→ OBJECTIVE
Search the material for "Absatz" and show all lines that contain it.

[begin DATA ENTRIES]

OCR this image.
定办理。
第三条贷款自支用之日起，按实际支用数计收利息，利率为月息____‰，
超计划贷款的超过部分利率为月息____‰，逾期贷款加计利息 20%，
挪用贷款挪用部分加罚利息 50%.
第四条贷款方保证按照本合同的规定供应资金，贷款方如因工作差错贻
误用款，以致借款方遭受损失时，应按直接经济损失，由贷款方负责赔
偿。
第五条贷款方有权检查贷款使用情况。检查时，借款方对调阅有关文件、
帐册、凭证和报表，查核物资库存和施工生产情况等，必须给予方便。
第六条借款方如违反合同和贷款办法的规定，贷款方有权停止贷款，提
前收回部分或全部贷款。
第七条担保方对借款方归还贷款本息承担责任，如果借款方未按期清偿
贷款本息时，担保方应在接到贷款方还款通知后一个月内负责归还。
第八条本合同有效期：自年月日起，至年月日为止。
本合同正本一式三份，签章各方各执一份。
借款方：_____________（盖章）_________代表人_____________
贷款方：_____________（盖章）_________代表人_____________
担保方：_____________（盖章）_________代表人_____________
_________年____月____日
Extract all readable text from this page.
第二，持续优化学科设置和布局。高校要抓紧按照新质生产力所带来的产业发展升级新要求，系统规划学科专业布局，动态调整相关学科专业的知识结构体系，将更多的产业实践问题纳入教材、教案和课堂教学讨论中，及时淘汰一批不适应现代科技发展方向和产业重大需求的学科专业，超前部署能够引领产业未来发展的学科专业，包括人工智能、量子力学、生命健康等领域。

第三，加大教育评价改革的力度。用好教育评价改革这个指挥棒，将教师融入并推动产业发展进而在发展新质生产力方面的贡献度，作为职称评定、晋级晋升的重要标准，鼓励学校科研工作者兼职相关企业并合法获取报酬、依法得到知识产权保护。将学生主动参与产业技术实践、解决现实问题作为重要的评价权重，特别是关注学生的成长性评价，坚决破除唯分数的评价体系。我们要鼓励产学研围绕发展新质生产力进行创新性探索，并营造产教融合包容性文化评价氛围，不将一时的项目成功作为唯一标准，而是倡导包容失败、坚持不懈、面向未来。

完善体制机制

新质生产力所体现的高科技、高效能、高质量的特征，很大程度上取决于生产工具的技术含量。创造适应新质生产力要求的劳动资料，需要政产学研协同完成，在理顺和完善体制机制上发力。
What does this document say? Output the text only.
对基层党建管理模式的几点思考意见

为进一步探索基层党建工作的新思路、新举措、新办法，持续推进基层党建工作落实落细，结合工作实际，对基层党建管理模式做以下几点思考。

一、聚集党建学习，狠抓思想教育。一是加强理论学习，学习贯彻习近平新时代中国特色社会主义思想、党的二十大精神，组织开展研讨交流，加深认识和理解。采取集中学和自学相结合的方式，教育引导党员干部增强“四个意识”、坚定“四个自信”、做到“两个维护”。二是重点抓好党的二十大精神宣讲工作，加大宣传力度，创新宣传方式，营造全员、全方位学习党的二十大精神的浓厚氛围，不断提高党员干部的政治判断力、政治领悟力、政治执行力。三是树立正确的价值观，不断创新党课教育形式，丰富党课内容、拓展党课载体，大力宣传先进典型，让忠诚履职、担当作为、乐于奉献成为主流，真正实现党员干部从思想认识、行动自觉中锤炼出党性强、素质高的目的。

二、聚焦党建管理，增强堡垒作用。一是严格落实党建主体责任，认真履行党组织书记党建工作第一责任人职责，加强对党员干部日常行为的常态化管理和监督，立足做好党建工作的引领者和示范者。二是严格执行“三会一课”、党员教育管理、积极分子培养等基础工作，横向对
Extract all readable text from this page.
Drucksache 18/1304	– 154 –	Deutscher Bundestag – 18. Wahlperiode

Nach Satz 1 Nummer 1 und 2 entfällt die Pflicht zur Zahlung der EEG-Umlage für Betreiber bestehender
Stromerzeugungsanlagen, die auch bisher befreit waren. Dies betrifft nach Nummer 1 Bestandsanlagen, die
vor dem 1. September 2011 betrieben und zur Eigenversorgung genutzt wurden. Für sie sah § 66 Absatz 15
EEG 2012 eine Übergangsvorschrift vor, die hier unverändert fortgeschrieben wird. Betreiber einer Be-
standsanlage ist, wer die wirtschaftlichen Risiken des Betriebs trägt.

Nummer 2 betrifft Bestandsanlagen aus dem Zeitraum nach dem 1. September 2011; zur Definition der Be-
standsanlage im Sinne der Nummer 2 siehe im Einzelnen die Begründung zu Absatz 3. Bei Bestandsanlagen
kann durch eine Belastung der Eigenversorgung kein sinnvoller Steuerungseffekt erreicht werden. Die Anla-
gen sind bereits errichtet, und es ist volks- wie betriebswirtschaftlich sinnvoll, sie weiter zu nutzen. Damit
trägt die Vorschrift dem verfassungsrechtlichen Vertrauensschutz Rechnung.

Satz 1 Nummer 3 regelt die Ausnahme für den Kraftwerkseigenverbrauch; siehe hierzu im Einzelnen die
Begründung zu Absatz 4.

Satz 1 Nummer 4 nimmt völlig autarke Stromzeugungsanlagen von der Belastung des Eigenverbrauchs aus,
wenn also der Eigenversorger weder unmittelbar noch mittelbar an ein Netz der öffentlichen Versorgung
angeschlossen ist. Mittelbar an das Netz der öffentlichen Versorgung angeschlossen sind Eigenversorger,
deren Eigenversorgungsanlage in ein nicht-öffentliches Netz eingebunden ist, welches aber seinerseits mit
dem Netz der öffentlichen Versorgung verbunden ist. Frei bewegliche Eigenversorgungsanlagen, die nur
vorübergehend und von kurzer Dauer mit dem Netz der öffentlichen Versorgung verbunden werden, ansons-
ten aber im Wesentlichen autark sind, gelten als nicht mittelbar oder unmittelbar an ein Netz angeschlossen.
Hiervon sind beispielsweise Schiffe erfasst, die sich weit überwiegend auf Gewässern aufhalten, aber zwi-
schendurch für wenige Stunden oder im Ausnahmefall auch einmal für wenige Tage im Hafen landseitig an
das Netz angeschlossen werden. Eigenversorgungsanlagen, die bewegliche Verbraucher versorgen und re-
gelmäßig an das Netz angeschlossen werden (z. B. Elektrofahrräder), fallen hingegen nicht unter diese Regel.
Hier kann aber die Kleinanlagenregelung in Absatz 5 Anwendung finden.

[end DATA ENTRIES]

→ REPLY
vor dem 1. September 2011 betrieben und zur Eigenversorgung genutzt wurden. Für sie sah § 66 Absatz 15
standsanlage im Sinne der Nummer 2 siehe im Einzelnen die Begründung zu Absatz 3. Bei Bestandsanlagen
Begründung zu Absatz 4.
Hier kann aber die Kleinanlagenregelung in Absatz 5 Anwendung finden.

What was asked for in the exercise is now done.